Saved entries
....

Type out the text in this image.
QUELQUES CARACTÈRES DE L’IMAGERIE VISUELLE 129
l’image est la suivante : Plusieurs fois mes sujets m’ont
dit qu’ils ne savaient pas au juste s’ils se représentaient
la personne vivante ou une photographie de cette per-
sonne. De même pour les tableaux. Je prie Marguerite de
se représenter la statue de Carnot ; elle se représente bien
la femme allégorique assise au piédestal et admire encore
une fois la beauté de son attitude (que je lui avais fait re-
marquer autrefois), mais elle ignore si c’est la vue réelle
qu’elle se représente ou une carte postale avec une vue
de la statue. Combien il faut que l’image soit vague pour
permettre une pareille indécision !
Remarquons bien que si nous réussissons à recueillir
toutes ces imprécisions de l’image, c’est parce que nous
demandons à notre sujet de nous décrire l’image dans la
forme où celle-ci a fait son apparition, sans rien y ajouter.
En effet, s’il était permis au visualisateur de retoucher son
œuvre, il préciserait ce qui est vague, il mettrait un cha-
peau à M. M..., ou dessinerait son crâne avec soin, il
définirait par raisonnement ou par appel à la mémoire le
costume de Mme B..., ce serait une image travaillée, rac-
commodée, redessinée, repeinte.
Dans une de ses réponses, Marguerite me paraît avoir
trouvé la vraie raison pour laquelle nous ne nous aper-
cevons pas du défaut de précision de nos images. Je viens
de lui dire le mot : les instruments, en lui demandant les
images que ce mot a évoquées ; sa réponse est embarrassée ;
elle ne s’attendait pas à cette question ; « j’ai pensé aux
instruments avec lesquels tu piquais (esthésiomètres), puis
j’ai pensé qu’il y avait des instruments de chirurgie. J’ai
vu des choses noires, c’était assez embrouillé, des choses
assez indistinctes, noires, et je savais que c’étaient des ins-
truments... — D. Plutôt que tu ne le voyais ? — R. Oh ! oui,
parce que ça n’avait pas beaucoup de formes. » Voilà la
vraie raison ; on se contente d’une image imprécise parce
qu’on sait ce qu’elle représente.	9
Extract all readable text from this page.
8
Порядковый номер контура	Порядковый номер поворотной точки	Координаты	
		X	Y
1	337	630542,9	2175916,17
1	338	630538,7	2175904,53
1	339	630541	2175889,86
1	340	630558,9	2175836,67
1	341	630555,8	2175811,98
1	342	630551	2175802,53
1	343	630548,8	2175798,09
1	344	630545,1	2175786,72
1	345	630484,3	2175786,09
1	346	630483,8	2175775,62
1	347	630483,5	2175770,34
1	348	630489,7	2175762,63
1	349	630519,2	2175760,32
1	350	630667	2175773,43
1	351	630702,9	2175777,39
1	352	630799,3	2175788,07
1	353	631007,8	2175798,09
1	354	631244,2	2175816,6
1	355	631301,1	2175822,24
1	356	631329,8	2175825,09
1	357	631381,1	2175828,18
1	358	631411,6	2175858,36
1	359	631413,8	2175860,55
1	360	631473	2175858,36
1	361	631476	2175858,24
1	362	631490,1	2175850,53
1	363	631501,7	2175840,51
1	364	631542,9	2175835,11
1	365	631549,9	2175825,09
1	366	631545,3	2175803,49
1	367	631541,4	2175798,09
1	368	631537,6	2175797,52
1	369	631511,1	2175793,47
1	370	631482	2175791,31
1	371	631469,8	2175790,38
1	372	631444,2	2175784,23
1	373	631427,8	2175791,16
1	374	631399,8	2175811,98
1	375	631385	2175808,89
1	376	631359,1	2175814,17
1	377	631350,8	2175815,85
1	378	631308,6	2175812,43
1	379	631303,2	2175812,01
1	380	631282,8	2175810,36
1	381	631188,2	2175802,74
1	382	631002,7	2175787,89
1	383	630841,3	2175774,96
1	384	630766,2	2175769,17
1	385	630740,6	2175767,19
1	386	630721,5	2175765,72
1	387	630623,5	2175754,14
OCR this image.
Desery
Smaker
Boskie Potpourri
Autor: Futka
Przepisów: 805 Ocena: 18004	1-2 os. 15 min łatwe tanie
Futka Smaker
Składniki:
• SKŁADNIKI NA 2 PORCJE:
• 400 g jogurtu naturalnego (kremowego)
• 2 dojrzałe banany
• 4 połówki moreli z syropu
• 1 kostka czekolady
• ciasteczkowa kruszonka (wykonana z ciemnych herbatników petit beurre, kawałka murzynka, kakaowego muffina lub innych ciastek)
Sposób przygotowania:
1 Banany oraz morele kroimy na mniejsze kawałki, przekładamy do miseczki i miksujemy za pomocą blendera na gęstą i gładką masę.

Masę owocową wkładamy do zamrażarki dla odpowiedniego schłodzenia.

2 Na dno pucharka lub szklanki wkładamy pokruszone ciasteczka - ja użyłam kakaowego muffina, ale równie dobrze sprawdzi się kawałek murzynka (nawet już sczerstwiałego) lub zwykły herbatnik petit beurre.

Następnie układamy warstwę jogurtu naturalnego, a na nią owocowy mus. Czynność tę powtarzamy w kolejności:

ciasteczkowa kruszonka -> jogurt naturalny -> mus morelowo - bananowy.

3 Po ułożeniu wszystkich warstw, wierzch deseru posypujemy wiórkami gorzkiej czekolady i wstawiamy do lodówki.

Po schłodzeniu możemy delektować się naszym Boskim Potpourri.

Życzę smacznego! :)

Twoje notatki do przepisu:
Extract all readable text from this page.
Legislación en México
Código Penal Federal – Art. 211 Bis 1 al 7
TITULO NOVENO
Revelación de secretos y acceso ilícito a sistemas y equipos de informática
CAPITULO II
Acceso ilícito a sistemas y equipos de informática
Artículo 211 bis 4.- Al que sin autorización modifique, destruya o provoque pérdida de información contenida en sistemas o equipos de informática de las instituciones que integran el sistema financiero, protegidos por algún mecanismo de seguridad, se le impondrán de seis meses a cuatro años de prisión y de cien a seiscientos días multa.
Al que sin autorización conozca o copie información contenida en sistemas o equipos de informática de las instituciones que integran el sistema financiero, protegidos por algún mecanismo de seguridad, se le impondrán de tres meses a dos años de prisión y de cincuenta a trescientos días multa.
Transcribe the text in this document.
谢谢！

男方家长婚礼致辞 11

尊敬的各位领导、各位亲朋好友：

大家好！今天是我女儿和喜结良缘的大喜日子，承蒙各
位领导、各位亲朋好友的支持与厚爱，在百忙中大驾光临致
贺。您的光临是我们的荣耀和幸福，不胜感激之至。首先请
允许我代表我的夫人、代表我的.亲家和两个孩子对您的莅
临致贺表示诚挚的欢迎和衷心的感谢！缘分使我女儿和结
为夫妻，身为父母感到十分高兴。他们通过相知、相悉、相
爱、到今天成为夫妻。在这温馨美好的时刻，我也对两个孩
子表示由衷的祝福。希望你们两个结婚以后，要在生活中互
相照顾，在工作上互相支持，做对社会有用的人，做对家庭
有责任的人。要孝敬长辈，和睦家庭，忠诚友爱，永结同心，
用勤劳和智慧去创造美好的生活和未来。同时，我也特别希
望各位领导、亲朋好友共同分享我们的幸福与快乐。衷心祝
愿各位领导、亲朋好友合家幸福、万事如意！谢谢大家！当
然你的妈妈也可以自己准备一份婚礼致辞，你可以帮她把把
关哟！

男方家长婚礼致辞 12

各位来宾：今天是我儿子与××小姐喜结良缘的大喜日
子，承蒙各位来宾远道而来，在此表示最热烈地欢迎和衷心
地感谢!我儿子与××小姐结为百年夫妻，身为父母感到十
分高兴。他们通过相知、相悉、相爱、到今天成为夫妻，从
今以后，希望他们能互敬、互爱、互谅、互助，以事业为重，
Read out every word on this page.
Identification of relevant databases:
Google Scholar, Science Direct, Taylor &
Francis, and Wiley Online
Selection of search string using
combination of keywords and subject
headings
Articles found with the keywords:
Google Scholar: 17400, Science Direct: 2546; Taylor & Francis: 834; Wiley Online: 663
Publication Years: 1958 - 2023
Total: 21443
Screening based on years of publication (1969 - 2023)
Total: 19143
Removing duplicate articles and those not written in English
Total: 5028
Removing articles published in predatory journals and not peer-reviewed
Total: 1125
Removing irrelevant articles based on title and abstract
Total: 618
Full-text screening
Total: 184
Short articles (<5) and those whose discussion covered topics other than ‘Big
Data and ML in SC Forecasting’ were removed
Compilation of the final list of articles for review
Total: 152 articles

....

◆ WHAT TO DO
For the listing above, identify each line bearing "noires".

◆ EXERCISE OUTPUT
vu des choses noires, c’était assez embrouillé, des choses
assez indistinctes, noires, et je savais que c’étaient des ins-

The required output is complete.